═════ Records for the task ═════
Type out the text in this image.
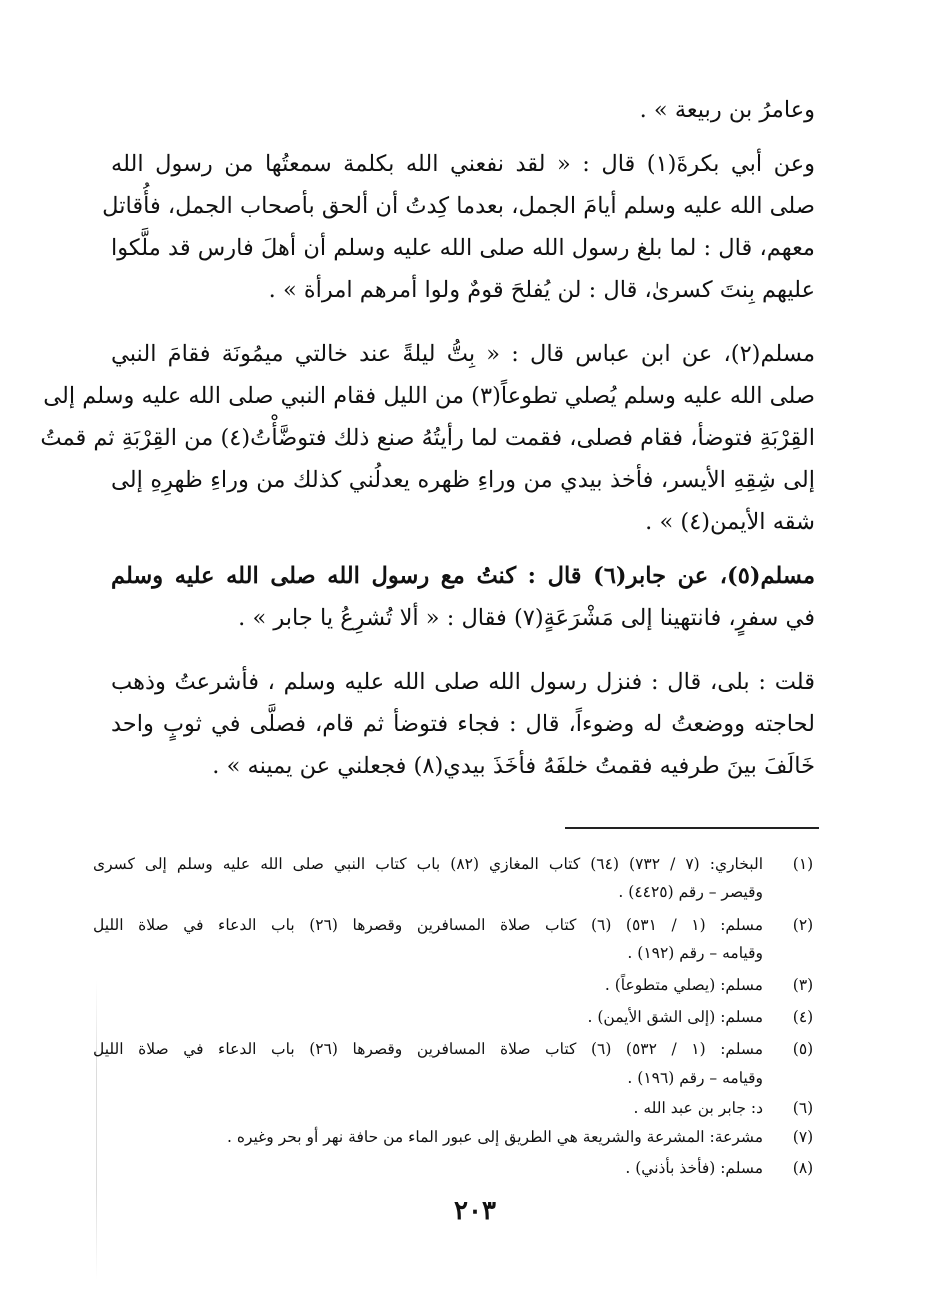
وعامرُ بن ربيعة » .
وعن أبي بكرةَ(١) قال : « لقد نفعني الله بكلمة سمعتُها من رسول الله
صلى الله عليه وسلم أيامَ الجمل، بعدما كِدتُ أن ألحق بأصحاب الجمل، فأُقاتل
معهم، قال : لما بلغ رسول الله صلى الله عليه وسلم أن أهلَ فارس قد ملَّكوا
عليهم بِنتَ كسرىٰ، قال : لن يُفلحَ قومٌ ولوا أمرهم امرأة » .
مسلم(٢)، عن ابن عباس قال : « بِتُّ ليلةً عند خالتي ميمُونَة فقامَ النبي
صلى الله عليه وسلم يُصلي تطوعاً(٣) من الليل فقام النبي صلى الله عليه وسلم إلى
القِرْبَةِ فتوضأ، فقام فصلى، فقمت لما رأيتُهُ صنع ذلك فتوضَّأْتُ(٤) من القِرْبَةِ ثم قمتُ
إلى شِقِهِ الأيسر، فأخذ بيدي من وراءِ ظهره يعدلُني كذلك من وراءِ ظهرِهِ إلى
شقه الأيمن(٤) » .
مسلم(٥)، عن جابر(٦) قال : كنتُ مع رسول الله صلى الله عليه وسلم
في سفرٍ، فانتهينا إلى مَشْرَعَةٍ(٧) فقال : « ألا تُشرِعُ يا جابر » .
قلت : بلى، قال : فنزل رسول الله صلى الله عليه وسلم ، فأشرعتُ وذهب
لحاجته ووضعتُ له وضوءاً، قال : فجاء فتوضأ ثم قام، فصلَّى في ثوبٍ واحد
خَالَفَ بينَ طرفيه فقمتُ خلفَهُ فأخَذَ بيدي(٨) فجعلني عن يمينه » .
(١)
البخاري: (٧ / ٧٣٢) (٦٤) كتاب المغازي (٨٢) باب كتاب النبي صلى الله عليه وسلم إلى كسرى
وقيصر – رقم (٤٤٢٥) .
(٢)
مسلم: (١ / ٥٣١) (٦) كتاب صلاة المسافرين وقصرها (٢٦) باب الدعاء في صلاة الليل
وقيامه – رقم (١٩٢) .
(٣)
مسلم: (يصلي متطوعاً) .
(٤)
مسلم: (إلى الشق الأيمن) .
(٥)
مسلم: (١ / ٥٣٢) (٦) كتاب صلاة المسافرين وقصرها (٢٦) باب الدعاء في صلاة الليل
وقيامه – رقم (١٩٦) .
(٦)
د: جابر بن عبد الله .
(٧)
مشرعة: المشرعة والشريعة هي الطريق إلى عبور الماء من حافة نهر أو بحر وغيره .
(٨)
مسلم: (فأخذ بأذني) .
٢٠٣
═════
_What you should do_
Restate the data above word for word. Do not include the images.

_Solution below_
Type out the text in this image.
وعامرُ بن ربيعة » .
وعن أبي بكرةَ(١) قال : « لقد نفعني الله بكلمة سمعتُها من رسول الله
صلى الله عليه وسلم أيامَ الجمل، بعدما كِدتُ أن ألحق بأصحاب الجمل، فأُقاتل
معهم، قال : لما بلغ رسول الله صلى الله عليه وسلم أن أهلَ فارس قد ملَّكوا
عليهم بِنتَ كسرىٰ، قال : لن يُفلحَ قومٌ ولوا أمرهم امرأة » .
مسلم(٢)، عن ابن عباس قال : « بِتُّ ليلةً عند خالتي ميمُونَة فقامَ النبي
صلى الله عليه وسلم يُصلي تطوعاً(٣) من الليل فقام النبي صلى الله عليه وسلم إلى
القِرْبَةِ فتوضأ، فقام فصلى، فقمت لما رأيتُهُ صنع ذلك فتوضَّأْتُ(٤) من القِرْبَةِ ثم قمتُ
إلى شِقِهِ الأيسر، فأخذ بيدي من وراءِ ظهره يعدلُني كذلك من وراءِ ظهرِهِ إلى
شقه الأيمن(٤) » .
مسلم(٥)، عن جابر(٦) قال : كنتُ مع رسول الله صلى الله عليه وسلم
في سفرٍ، فانتهينا إلى مَشْرَعَةٍ(٧) فقال : « ألا تُشرِعُ يا جابر » .
قلت : بلى، قال : فنزل رسول الله صلى الله عليه وسلم ، فأشرعتُ وذهب
لحاجته ووضعتُ له وضوءاً، قال : فجاء فتوضأ ثم قام، فصلَّى في ثوبٍ واحد
خَالَفَ بينَ طرفيه فقمتُ خلفَهُ فأخَذَ بيدي(٨) فجعلني عن يمينه » .
(١)
البخاري: (٧ / ٧٣٢) (٦٤) كتاب المغازي (٨٢) باب كتاب النبي صلى الله عليه وسلم إلى كسرى
وقيصر – رقم (٤٤٢٥) .
(٢)
مسلم: (١ / ٥٣١) (٦) كتاب صلاة المسافرين وقصرها (٢٦) باب الدعاء في صلاة الليل
وقيامه – رقم (١٩٢) .
(٣)
مسلم: (يصلي متطوعاً) .
(٤)
مسلم: (إلى الشق الأيمن) .
(٥)
مسلم: (١ / ٥٣٢) (٦) كتاب صلاة المسافرين وقصرها (٢٦) باب الدعاء في صلاة الليل
وقيامه – رقم (١٩٦) .
(٦)
د: جابر بن عبد الله .
(٧)
مشرعة: المشرعة والشريعة هي الطريق إلى عبور الماء من حافة نهر أو بحر وغيره .
(٨)
مسلم: (فأخذ بأذني) .
٢٠٣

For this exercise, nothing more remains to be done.